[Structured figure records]
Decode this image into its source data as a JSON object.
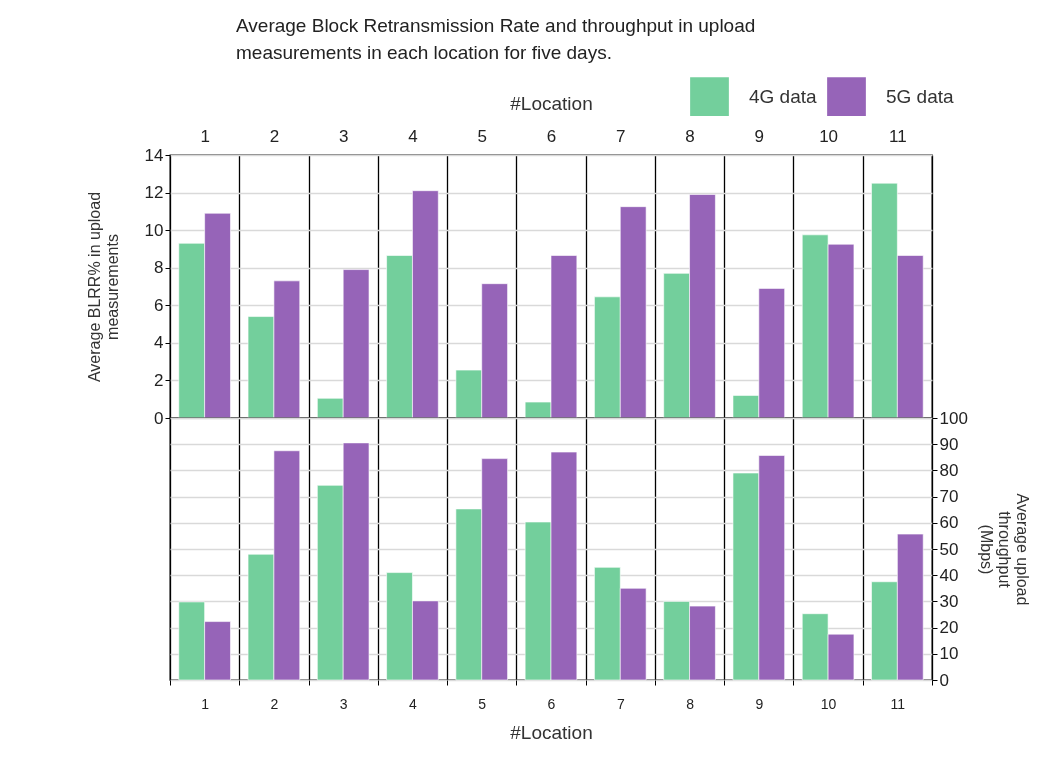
{
  "chart_data": [
    {
      "type": "bar",
      "title": "Average Block Retransmission Rate and throughput in upload measurements in each location for five days.",
      "x2label": "#Location",
      "ylabel": "Average BLRR% in upload measurements",
      "categories": [
        "1",
        "2",
        "3",
        "4",
        "5",
        "6",
        "7",
        "8",
        "9",
        "10",
        "11"
      ],
      "series": [
        {
          "name": "4G data",
          "color": "#73cf9c",
          "values": [
            9.3,
            5.4,
            1.05,
            8.65,
            2.55,
            0.85,
            6.45,
            7.7,
            1.2,
            9.75,
            12.5
          ]
        },
        {
          "name": "5G data",
          "color": "#9664b8",
          "values": [
            10.9,
            7.3,
            7.9,
            12.1,
            7.15,
            8.65,
            11.25,
            11.9,
            6.9,
            9.25,
            8.65
          ]
        }
      ],
      "ylim": [
        0,
        14
      ],
      "yticks": [
        0,
        2,
        4,
        6,
        8,
        10,
        12,
        14
      ],
      "grid": true,
      "legend": "top right"
    },
    {
      "type": "bar",
      "xlabel": "#Location",
      "y2label": "Average upload throughput (Mbps)",
      "categories": [
        "1",
        "2",
        "3",
        "4",
        "5",
        "6",
        "7",
        "8",
        "9",
        "10",
        "11"
      ],
      "series": [
        {
          "color": "#73cf9c",
          "axis": "y2",
          "values": [
            29.8,
            48,
            74.3,
            41,
            65.3,
            60.3,
            43,
            30,
            79,
            25.3,
            37.5
          ]
        },
        {
          "color": "#9664b8",
          "axis": "y2",
          "values": [
            22.3,
            87.5,
            90.5,
            30.2,
            84.5,
            87,
            35,
            28.2,
            85.7,
            17.5,
            55.7
          ]
        }
      ],
      "y2lim": [
        0,
        100
      ],
      "y2ticks": [
        0,
        10,
        20,
        30,
        40,
        50,
        60,
        70,
        80,
        90,
        100
      ],
      "grid": true
    }
  ]
}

### WORK TO BE COMPLETED
Pick out and copy the lines of the entries that hold the string "throughput".

### PROBLEM SOLUTION
      "title": "Average Block Retransmission Rate and throughput in upload measurements in each location for five days.",
      "y2label": "Average upload throughput (Mbps)",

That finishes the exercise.